Reproduce the records below exactly, leaving out any pictures.

• _Data listing_
[start]

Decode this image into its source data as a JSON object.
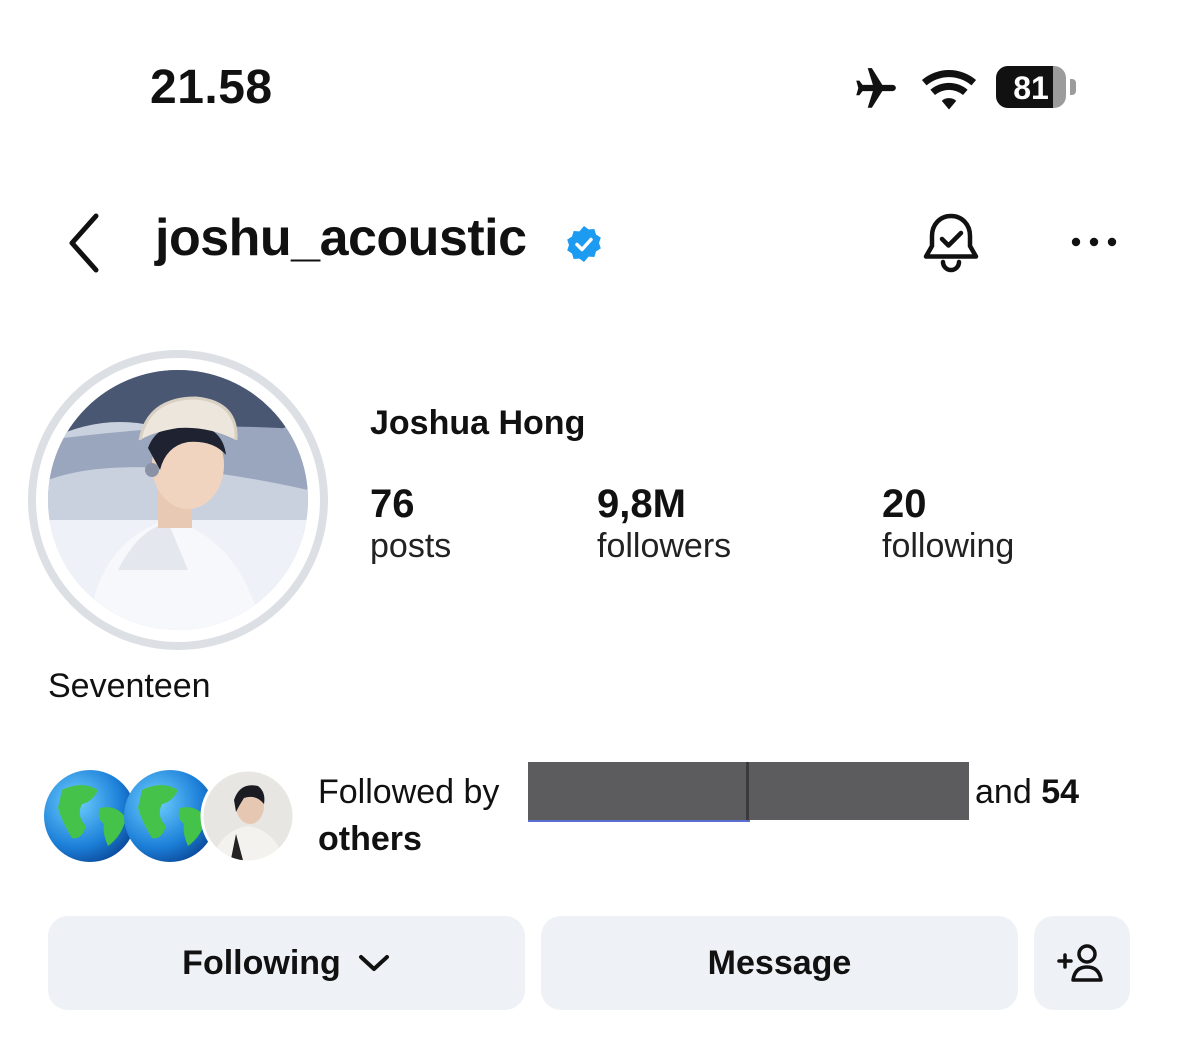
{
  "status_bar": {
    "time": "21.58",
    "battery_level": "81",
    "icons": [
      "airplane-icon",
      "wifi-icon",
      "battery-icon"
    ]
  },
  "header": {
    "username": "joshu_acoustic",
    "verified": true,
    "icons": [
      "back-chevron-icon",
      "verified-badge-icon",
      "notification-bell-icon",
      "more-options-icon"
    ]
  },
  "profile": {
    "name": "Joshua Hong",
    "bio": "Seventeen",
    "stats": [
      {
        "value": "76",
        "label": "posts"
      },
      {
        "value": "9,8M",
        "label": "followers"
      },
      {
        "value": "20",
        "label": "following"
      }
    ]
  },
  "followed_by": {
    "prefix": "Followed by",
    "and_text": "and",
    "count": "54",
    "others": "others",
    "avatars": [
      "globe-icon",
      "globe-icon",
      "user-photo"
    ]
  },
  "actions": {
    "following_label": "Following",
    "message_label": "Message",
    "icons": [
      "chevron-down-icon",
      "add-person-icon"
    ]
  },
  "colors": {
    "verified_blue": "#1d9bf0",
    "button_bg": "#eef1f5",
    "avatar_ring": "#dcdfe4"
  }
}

[end]

• _Exercise answer_
Decode this image into its source data as a JSON object.
{
  "status_bar": {
    "time": "21.58",
    "battery_level": "81",
    "icons": [
      "airplane-icon",
      "wifi-icon",
      "battery-icon"
    ]
  },
  "header": {
    "username": "joshu_acoustic",
    "verified": true,
    "icons": [
      "back-chevron-icon",
      "verified-badge-icon",
      "notification-bell-icon",
      "more-options-icon"
    ]
  },
  "profile": {
    "name": "Joshua Hong",
    "bio": "Seventeen",
    "stats": [
      {
        "value": "76",
        "label": "posts"
      },
      {
        "value": "9,8M",
        "label": "followers"
      },
      {
        "value": "20",
        "label": "following"
      }
    ]
  },
  "followed_by": {
    "prefix": "Followed by",
    "and_text": "and",
    "count": "54",
    "others": "others",
    "avatars": [
      "globe-icon",
      "globe-icon",
      "user-photo"
    ]
  },
  "actions": {
    "following_label": "Following",
    "message_label": "Message",
    "icons": [
      "chevron-down-icon",
      "add-person-icon"
    ]
  },
  "colors": {
    "verified_blue": "#1d9bf0",
    "button_bg": "#eef1f5",
    "avatar_ring": "#dcdfe4"
  }
}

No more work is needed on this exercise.